• Your task
The listing beneath should be written out in full, exactly as shown.

-- begin Information provided --

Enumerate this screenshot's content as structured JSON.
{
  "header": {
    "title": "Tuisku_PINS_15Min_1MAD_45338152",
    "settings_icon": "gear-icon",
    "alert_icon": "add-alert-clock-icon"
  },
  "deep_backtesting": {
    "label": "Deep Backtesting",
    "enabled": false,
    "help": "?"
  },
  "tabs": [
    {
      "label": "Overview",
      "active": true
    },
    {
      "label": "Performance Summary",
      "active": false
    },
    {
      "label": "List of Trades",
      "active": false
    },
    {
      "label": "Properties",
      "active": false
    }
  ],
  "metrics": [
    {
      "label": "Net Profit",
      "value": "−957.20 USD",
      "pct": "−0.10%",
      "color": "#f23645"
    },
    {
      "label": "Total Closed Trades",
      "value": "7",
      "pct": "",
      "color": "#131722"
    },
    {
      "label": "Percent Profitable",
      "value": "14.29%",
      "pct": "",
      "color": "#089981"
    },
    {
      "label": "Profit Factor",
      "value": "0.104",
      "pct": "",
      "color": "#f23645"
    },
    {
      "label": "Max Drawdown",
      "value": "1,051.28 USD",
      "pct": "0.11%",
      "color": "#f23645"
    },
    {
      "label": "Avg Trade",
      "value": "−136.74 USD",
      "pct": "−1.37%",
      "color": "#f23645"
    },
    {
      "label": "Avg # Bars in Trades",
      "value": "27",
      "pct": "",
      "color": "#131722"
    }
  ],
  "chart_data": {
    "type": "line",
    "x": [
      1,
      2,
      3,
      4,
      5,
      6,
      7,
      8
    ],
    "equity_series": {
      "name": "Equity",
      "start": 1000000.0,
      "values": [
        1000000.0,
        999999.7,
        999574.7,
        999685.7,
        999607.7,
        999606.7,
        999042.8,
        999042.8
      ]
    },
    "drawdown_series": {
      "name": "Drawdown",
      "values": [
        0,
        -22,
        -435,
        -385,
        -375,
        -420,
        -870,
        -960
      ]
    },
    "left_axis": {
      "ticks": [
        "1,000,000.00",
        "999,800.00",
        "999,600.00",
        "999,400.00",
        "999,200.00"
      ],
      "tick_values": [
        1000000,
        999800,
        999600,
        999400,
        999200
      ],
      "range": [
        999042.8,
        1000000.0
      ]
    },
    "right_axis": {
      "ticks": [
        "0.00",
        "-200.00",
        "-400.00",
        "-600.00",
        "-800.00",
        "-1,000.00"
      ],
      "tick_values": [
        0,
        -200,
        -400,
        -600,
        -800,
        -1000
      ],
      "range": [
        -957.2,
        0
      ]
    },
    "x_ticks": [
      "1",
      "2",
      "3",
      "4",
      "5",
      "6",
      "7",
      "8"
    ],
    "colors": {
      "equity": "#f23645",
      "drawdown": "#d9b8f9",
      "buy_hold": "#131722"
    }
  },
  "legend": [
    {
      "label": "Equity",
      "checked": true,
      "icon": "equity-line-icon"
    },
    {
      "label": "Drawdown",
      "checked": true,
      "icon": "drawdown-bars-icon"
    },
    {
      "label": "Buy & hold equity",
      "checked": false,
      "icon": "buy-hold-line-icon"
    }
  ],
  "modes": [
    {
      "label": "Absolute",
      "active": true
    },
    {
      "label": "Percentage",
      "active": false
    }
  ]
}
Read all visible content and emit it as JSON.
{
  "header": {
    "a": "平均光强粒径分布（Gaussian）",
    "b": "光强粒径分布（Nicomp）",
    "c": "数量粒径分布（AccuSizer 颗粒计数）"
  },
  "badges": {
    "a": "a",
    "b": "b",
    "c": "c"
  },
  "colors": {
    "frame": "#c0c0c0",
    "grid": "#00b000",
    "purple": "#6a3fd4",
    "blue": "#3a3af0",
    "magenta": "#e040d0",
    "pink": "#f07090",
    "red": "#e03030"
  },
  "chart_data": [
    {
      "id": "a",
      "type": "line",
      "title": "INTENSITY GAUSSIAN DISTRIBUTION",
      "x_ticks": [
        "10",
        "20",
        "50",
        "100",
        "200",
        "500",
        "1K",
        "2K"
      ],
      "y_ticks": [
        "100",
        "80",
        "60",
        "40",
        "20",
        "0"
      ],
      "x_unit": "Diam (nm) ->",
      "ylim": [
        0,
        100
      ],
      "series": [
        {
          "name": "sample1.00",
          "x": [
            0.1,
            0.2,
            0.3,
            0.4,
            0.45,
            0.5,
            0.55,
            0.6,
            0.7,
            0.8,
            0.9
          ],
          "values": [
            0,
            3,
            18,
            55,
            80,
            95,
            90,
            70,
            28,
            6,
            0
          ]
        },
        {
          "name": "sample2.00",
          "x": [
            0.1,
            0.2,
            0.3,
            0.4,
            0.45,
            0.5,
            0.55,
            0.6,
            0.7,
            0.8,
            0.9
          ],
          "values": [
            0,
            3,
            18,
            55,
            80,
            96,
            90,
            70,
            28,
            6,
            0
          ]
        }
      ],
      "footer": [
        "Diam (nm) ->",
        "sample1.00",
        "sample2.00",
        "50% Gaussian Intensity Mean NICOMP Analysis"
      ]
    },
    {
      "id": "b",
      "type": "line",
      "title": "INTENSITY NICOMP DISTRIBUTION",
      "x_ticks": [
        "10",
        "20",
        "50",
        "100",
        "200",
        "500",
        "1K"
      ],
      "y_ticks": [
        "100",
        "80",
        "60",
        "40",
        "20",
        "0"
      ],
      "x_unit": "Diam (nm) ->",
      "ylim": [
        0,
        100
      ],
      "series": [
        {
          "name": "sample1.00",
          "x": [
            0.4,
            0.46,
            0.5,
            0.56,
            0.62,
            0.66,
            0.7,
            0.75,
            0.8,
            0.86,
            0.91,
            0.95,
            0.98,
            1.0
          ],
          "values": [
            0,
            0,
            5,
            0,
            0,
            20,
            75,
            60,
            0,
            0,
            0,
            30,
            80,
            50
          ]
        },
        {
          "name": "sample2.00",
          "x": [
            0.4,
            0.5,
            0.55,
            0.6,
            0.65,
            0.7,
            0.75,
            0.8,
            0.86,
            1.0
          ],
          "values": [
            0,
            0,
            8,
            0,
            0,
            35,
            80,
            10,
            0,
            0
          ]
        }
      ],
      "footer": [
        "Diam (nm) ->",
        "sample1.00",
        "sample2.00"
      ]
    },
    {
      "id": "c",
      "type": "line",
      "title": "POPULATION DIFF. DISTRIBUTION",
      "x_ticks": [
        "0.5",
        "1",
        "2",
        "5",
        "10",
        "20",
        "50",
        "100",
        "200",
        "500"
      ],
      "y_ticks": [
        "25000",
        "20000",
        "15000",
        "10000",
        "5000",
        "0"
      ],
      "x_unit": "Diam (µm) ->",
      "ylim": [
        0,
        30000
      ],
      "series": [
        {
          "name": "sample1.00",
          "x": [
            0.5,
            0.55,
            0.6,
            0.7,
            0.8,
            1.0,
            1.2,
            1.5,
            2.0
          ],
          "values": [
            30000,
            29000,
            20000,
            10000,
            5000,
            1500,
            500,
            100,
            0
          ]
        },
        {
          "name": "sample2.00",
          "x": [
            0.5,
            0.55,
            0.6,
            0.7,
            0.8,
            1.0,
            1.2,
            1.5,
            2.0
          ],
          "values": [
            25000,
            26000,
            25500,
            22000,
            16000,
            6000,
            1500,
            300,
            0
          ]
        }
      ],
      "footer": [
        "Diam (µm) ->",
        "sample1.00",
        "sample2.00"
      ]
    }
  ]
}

-- end Information provided --

• Task response
Enumerate this screenshot's content as structured JSON.
{
  "header": {
    "title": "Tuisku_PINS_15Min_1MAD_45338152",
    "settings_icon": "gear-icon",
    "alert_icon": "add-alert-clock-icon"
  },
  "deep_backtesting": {
    "label": "Deep Backtesting",
    "enabled": false,
    "help": "?"
  },
  "tabs": [
    {
      "label": "Overview",
      "active": true
    },
    {
      "label": "Performance Summary",
      "active": false
    },
    {
      "label": "List of Trades",
      "active": false
    },
    {
      "label": "Properties",
      "active": false
    }
  ],
  "metrics": [
    {
      "label": "Net Profit",
      "value": "−957.20 USD",
      "pct": "−0.10%",
      "color": "#f23645"
    },
    {
      "label": "Total Closed Trades",
      "value": "7",
      "pct": "",
      "color": "#131722"
    },
    {
      "label": "Percent Profitable",
      "value": "14.29%",
      "pct": "",
      "color": "#089981"
    },
    {
      "label": "Profit Factor",
      "value": "0.104",
      "pct": "",
      "color": "#f23645"
    },
    {
      "label": "Max Drawdown",
      "value": "1,051.28 USD",
      "pct": "0.11%",
      "color": "#f23645"
    },
    {
      "label": "Avg Trade",
      "value": "−136.74 USD",
      "pct": "−1.37%",
      "color": "#f23645"
    },
    {
      "label": "Avg # Bars in Trades",
      "value": "27",
      "pct": "",
      "color": "#131722"
    }
  ],
  "chart_data": {
    "type": "line",
    "x": [
      1,
      2,
      3,
      4,
      5,
      6,
      7,
      8
    ],
    "equity_series": {
      "name": "Equity",
      "start": 1000000.0,
      "values": [
        1000000.0,
        999999.7,
        999574.7,
        999685.7,
        999607.7,
        999606.7,
        999042.8,
        999042.8
      ]
    },
    "drawdown_series": {
      "name": "Drawdown",
      "values": [
        0,
        -22,
        -435,
        -385,
        -375,
        -420,
        -870,
        -960
      ]
    },
    "left_axis": {
      "ticks": [
        "1,000,000.00",
        "999,800.00",
        "999,600.00",
        "999,400.00",
        "999,200.00"
      ],
      "tick_values": [
        1000000,
        999800,
        999600,
        999400,
        999200
      ],
      "range": [
        999042.8,
        1000000.0
      ]
    },
    "right_axis": {
      "ticks": [
        "0.00",
        "-200.00",
        "-400.00",
        "-600.00",
        "-800.00",
        "-1,000.00"
      ],
      "tick_values": [
        0,
        -200,
        -400,
        -600,
        -800,
        -1000
      ],
      "range": [
        -957.2,
        0
      ]
    },
    "x_ticks": [
      "1",
      "2",
      "3",
      "4",
      "5",
      "6",
      "7",
      "8"
    ],
    "colors": {
      "equity": "#f23645",
      "drawdown": "#d9b8f9",
      "buy_hold": "#131722"
    }
  },
  "legend": [
    {
      "label": "Equity",
      "checked": true,
      "icon": "equity-line-icon"
    },
    {
      "label": "Drawdown",
      "checked": true,
      "icon": "drawdown-bars-icon"
    },
    {
      "label": "Buy & hold equity",
      "checked": false,
      "icon": "buy-hold-line-icon"
    }
  ],
  "modes": [
    {
      "label": "Absolute",
      "active": true
    },
    {
      "label": "Percentage",
      "active": false
    }
  ]
}
Read all visible content and emit it as JSON.
{
  "header": {
    "a": "平均光强粒径分布（Gaussian）",
    "b": "光强粒径分布（Nicomp）",
    "c": "数量粒径分布（AccuSizer 颗粒计数）"
  },
  "badges": {
    "a": "a",
    "b": "b",
    "c": "c"
  },
  "colors": {
    "frame": "#c0c0c0",
    "grid": "#00b000",
    "purple": "#6a3fd4",
    "blue": "#3a3af0",
    "magenta": "#e040d0",
    "pink": "#f07090",
    "red": "#e03030"
  },
  "chart_data": [
    {
      "id": "a",
      "type": "line",
      "title": "INTENSITY GAUSSIAN DISTRIBUTION",
      "x_ticks": [
        "10",
        "20",
        "50",
        "100",
        "200",
        "500",
        "1K",
        "2K"
      ],
      "y_ticks": [
        "100",
        "80",
        "60",
        "40",
        "20",
        "0"
      ],
      "x_unit": "Diam (nm) ->",
      "ylim": [
        0,
        100
      ],
      "series": [
        {
          "name": "sample1.00",
          "x": [
            0.1,
            0.2,
            0.3,
            0.4,
            0.45,
            0.5,
            0.55,
            0.6,
            0.7,
            0.8,
            0.9
          ],
          "values": [
            0,
            3,
            18,
            55,
            80,
            95,
            90,
            70,
            28,
            6,
            0
          ]
        },
        {
          "name": "sample2.00",
          "x": [
            0.1,
            0.2,
            0.3,
            0.4,
            0.45,
            0.5,
            0.55,
            0.6,
            0.7,
            0.8,
            0.9
          ],
          "values": [
            0,
            3,
            18,
            55,
            80,
            96,
            90,
            70,
            28,
            6,
            0
          ]
        }
      ],
      "footer": [
        "Diam (nm) ->",
        "sample1.00",
        "sample2.00",
        "50% Gaussian Intensity Mean NICOMP Analysis"
      ]
    },
    {
      "id": "b",
      "type": "line",
      "title": "INTENSITY NICOMP DISTRIBUTION",
      "x_ticks": [
        "10",
        "20",
        "50",
        "100",
        "200",
        "500",
        "1K"
      ],
      "y_ticks": [
        "100",
        "80",
        "60",
        "40",
        "20",
        "0"
      ],
      "x_unit": "Diam (nm) ->",
      "ylim": [
        0,
        100
      ],
      "series": [
        {
          "name": "sample1.00",
          "x": [
            0.4,
            0.46,
            0.5,
            0.56,
            0.62,
            0.66,
            0.7,
            0.75,
            0.8,
            0.86,
            0.91,
            0.95,
            0.98,
            1.0
          ],
          "values": [
            0,
            0,
            5,
            0,
            0,
            20,
            75,
            60,
            0,
            0,
            0,
            30,
            80,
            50
          ]
        },
        {
          "name": "sample2.00",
          "x": [
            0.4,
            0.5,
            0.55,
            0.6,
            0.65,
            0.7,
            0.75,
            0.8,
            0.86,
            1.0
          ],
          "values": [
            0,
            0,
            8,
            0,
            0,
            35,
            80,
            10,
            0,
            0
          ]
        }
      ],
      "footer": [
        "Diam (nm) ->",
        "sample1.00",
        "sample2.00"
      ]
    },
    {
      "id": "c",
      "type": "line",
      "title": "POPULATION DIFF. DISTRIBUTION",
      "x_ticks": [
        "0.5",
        "1",
        "2",
        "5",
        "10",
        "20",
        "50",
        "100",
        "200",
        "500"
      ],
      "y_ticks": [
        "25000",
        "20000",
        "15000",
        "10000",
        "5000",
        "0"
      ],
      "x_unit": "Diam (µm) ->",
      "ylim": [
        0,
        30000
      ],
      "series": [
        {
          "name": "sample1.00",
          "x": [
            0.5,
            0.55,
            0.6,
            0.7,
            0.8,
            1.0,
            1.2,
            1.5,
            2.0
          ],
          "values": [
            30000,
            29000,
            20000,
            10000,
            5000,
            1500,
            500,
            100,
            0
          ]
        },
        {
          "name": "sample2.00",
          "x": [
            0.5,
            0.55,
            0.6,
            0.7,
            0.8,
            1.0,
            1.2,
            1.5,
            2.0
          ],
          "values": [
            25000,
            26000,
            25500,
            22000,
            16000,
            6000,
            1500,
            300,
            0
          ]
        }
      ],
      "footer": [
        "Diam (µm) ->",
        "sample1.00",
        "sample2.00"
      ]
    }
  ]
}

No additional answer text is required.